**DIRECTIONS FOR THIS TASK**
Change "chart" to "figure" in the part of the material that opens with the line containing "X-axis label: Graphe" and closes at the end of the material, repeating that part with everything else unchanged and leaving out the pictures.

____ DATA TO PROCESS

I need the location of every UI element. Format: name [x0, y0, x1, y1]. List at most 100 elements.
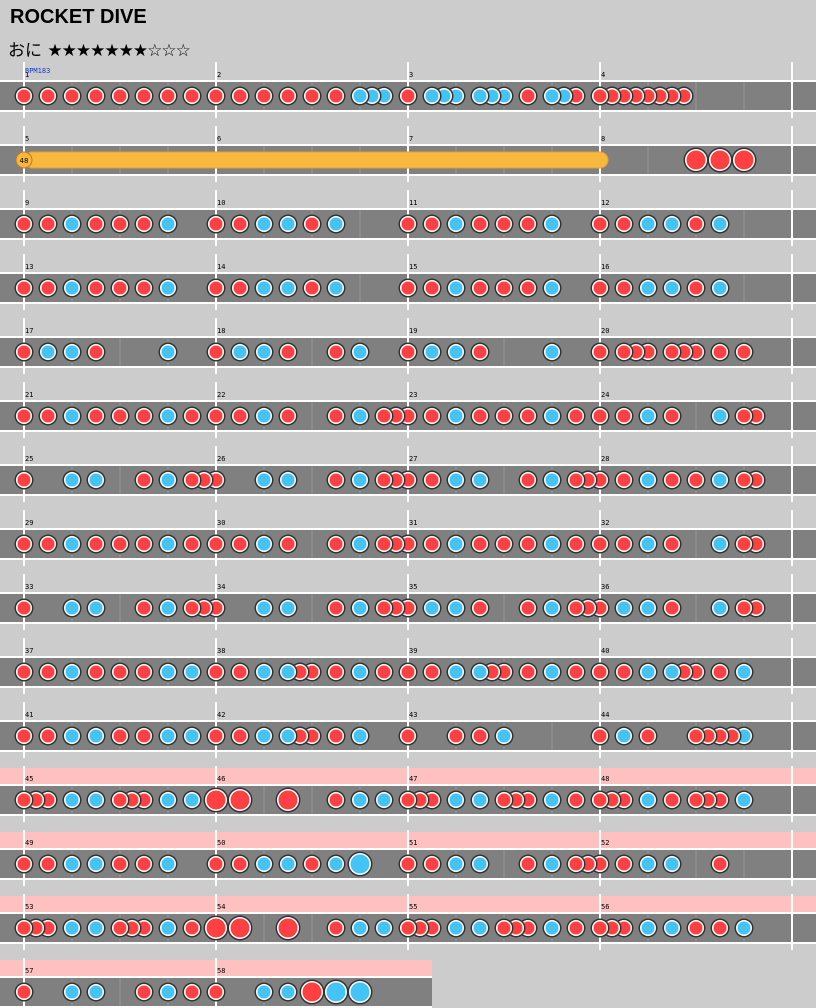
- don-note: [617, 281, 631, 295]
- don-note: [233, 217, 247, 231]
- ka-note: [65, 921, 79, 935]
- ka-note: [161, 537, 175, 551]
- don-note: [281, 409, 295, 423]
- bpm-label: BPM183: [25, 67, 50, 75]
- ka-note: [353, 89, 367, 103]
- don-note: [89, 409, 103, 423]
- ka-note: [65, 729, 79, 743]
- ka-note: [665, 217, 679, 231]
- don-note: [377, 537, 391, 551]
- don-note: [209, 729, 223, 743]
- don-note: [41, 729, 55, 743]
- ka-note: [65, 217, 79, 231]
- ka-note: [377, 793, 391, 807]
- don-note: [281, 345, 295, 359]
- measure-number: 44: [601, 711, 609, 719]
- drumroll-head: [15, 151, 33, 169]
- ka-note: [449, 921, 463, 935]
- ka-note: [281, 473, 295, 487]
- ka-note: [353, 345, 367, 359]
- don-note: [17, 409, 31, 423]
- measure-number: 29: [25, 519, 33, 527]
- ka-note: [641, 793, 655, 807]
- don-note: [593, 345, 607, 359]
- don-note: [401, 345, 415, 359]
- ka-note: [65, 793, 79, 807]
- ka-note: [161, 473, 175, 487]
- measure-number: 14: [217, 263, 225, 271]
- ka-note: [161, 409, 175, 423]
- don-note: [329, 473, 343, 487]
- ka-note: [89, 921, 103, 935]
- ka-note: [545, 345, 559, 359]
- don-note: [209, 985, 223, 999]
- don-note: [401, 217, 415, 231]
- ka-note: [545, 89, 559, 103]
- measure-number: 35: [409, 583, 417, 591]
- ka-note: [545, 217, 559, 231]
- ka-note: [449, 217, 463, 231]
- ka-note: [377, 921, 391, 935]
- ka-note: [473, 473, 487, 487]
- don-note: [209, 89, 223, 103]
- don-note: [569, 409, 583, 423]
- ka-note: [665, 857, 679, 871]
- ka-note: [353, 601, 367, 615]
- don-note: [569, 665, 583, 679]
- don-note: [425, 409, 439, 423]
- ka-note: [65, 857, 79, 871]
- ka-note: [233, 345, 247, 359]
- don-note: [521, 473, 535, 487]
- don-note: [17, 665, 31, 679]
- don-note: [17, 473, 31, 487]
- ka-note: [65, 665, 79, 679]
- big-don-note: [734, 150, 754, 170]
- ka-note: [353, 921, 367, 935]
- don-note: [305, 281, 319, 295]
- ka-note: [449, 857, 463, 871]
- ka-note: [329, 217, 343, 231]
- don-note: [113, 281, 127, 295]
- measure-number: 22: [217, 391, 225, 399]
- don-note: [569, 601, 583, 615]
- don-note: [185, 473, 199, 487]
- ka-note: [617, 601, 631, 615]
- measure-number: 41: [25, 711, 33, 719]
- don-note: [617, 665, 631, 679]
- don-note: [593, 409, 607, 423]
- ka-note: [545, 409, 559, 423]
- ka-note: [641, 217, 655, 231]
- ka-note: [545, 601, 559, 615]
- measure-number: 18: [217, 327, 225, 335]
- ka-note: [665, 665, 679, 679]
- big-don-note: [206, 790, 226, 810]
- don-note: [41, 537, 55, 551]
- don-note: [497, 281, 511, 295]
- don-note: [329, 793, 343, 807]
- don-note: [17, 601, 31, 615]
- ka-note: [257, 601, 271, 615]
- don-note: [521, 89, 535, 103]
- don-note: [17, 281, 31, 295]
- don-note: [401, 281, 415, 295]
- ka-note: [257, 537, 271, 551]
- don-note: [209, 857, 223, 871]
- don-note: [521, 665, 535, 679]
- don-note: [401, 729, 415, 743]
- ka-note: [641, 281, 655, 295]
- don-note: [401, 665, 415, 679]
- ka-note: [329, 857, 343, 871]
- ka-note: [545, 537, 559, 551]
- don-note: [617, 857, 631, 871]
- don-note: [449, 729, 463, 743]
- big-don-note: [302, 982, 322, 1002]
- don-note: [665, 473, 679, 487]
- ka-note: [641, 473, 655, 487]
- ka-note: [161, 793, 175, 807]
- drumroll-bar: [23, 151, 609, 169]
- don-note: [737, 601, 751, 615]
- measure-number: 27: [409, 455, 417, 463]
- ka-note: [257, 473, 271, 487]
- measure-number: 1: [25, 71, 29, 79]
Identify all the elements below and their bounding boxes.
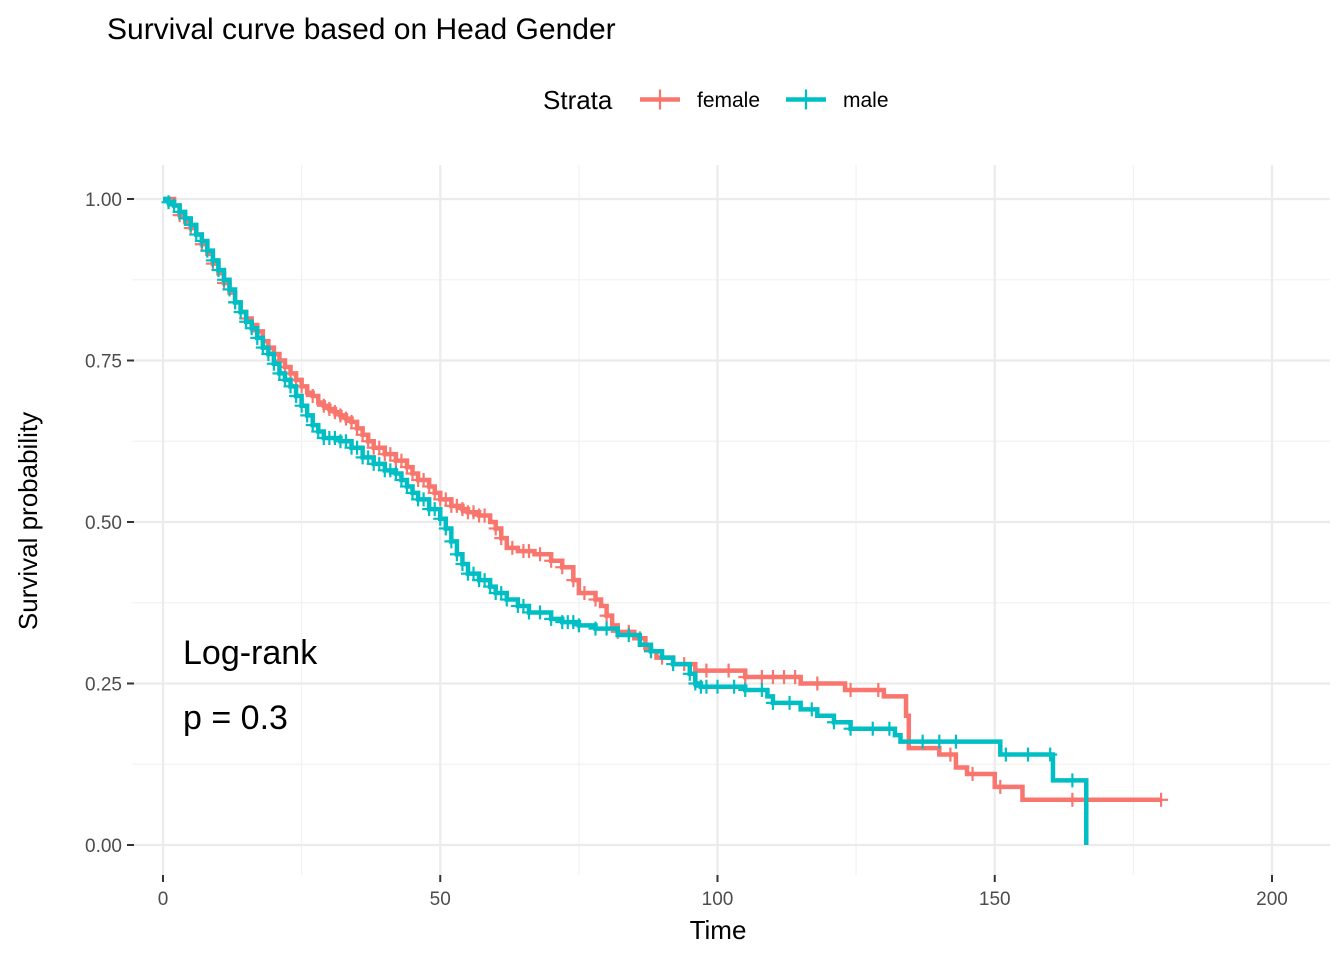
survival-curves xyxy=(161,195,1169,845)
x-tick-label: 0 xyxy=(158,889,169,910)
gridlines xyxy=(132,165,1330,875)
x-tick-label: 150 xyxy=(979,889,1011,910)
x-axis-title: Time xyxy=(690,915,747,945)
y-tick-label: 1.00 xyxy=(85,190,122,211)
y-tick-label: 0.25 xyxy=(85,675,122,696)
legend-label-female: female xyxy=(697,89,760,112)
legend-key-female xyxy=(640,89,680,110)
y-tick-label: 0.50 xyxy=(85,513,122,534)
series-female xyxy=(163,196,1169,807)
annotation-test-name: Log-rank xyxy=(183,634,318,672)
y-axis: 0.00 0.25 0.50 0.75 1.00 xyxy=(85,190,134,857)
y-tick-label: 0.75 xyxy=(85,352,122,373)
x-tick-label: 200 xyxy=(1256,889,1288,910)
legend-title: Strata xyxy=(543,85,613,115)
y-tick-label: 0.00 xyxy=(85,836,122,857)
chart-title: Survival curve based on Head Gender xyxy=(107,13,616,46)
legend: Strata female male xyxy=(543,85,889,115)
annotation-p-value: p = 0.3 xyxy=(183,699,288,737)
x-tick-label: 100 xyxy=(702,889,734,910)
legend-key-male xyxy=(786,89,826,110)
female-survival-curve xyxy=(163,196,1162,803)
legend-label-male: male xyxy=(843,89,889,112)
x-tick-label: 50 xyxy=(430,889,451,910)
y-axis-title: Survival probability xyxy=(13,412,43,630)
series-male xyxy=(161,195,1089,845)
x-axis: 0 50 100 150 200 xyxy=(158,875,1288,910)
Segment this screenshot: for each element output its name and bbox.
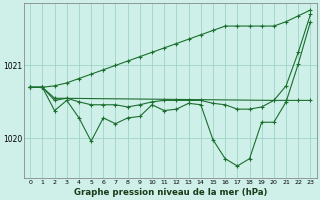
X-axis label: Graphe pression niveau de la mer (hPa): Graphe pression niveau de la mer (hPa): [74, 188, 267, 197]
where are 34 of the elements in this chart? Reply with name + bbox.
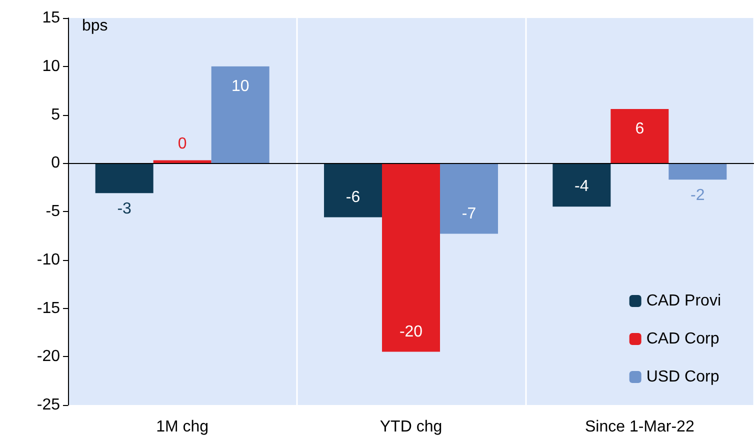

________

**ANSWER TO THE EXERCISE**
X-axis label: Graphe pression niveau de la mer (hPa): Graphe pression niveau de la mer (hPa): [74, 188, 267, 197]
where are 34 of the elements in this figure? Reply with name + bbox.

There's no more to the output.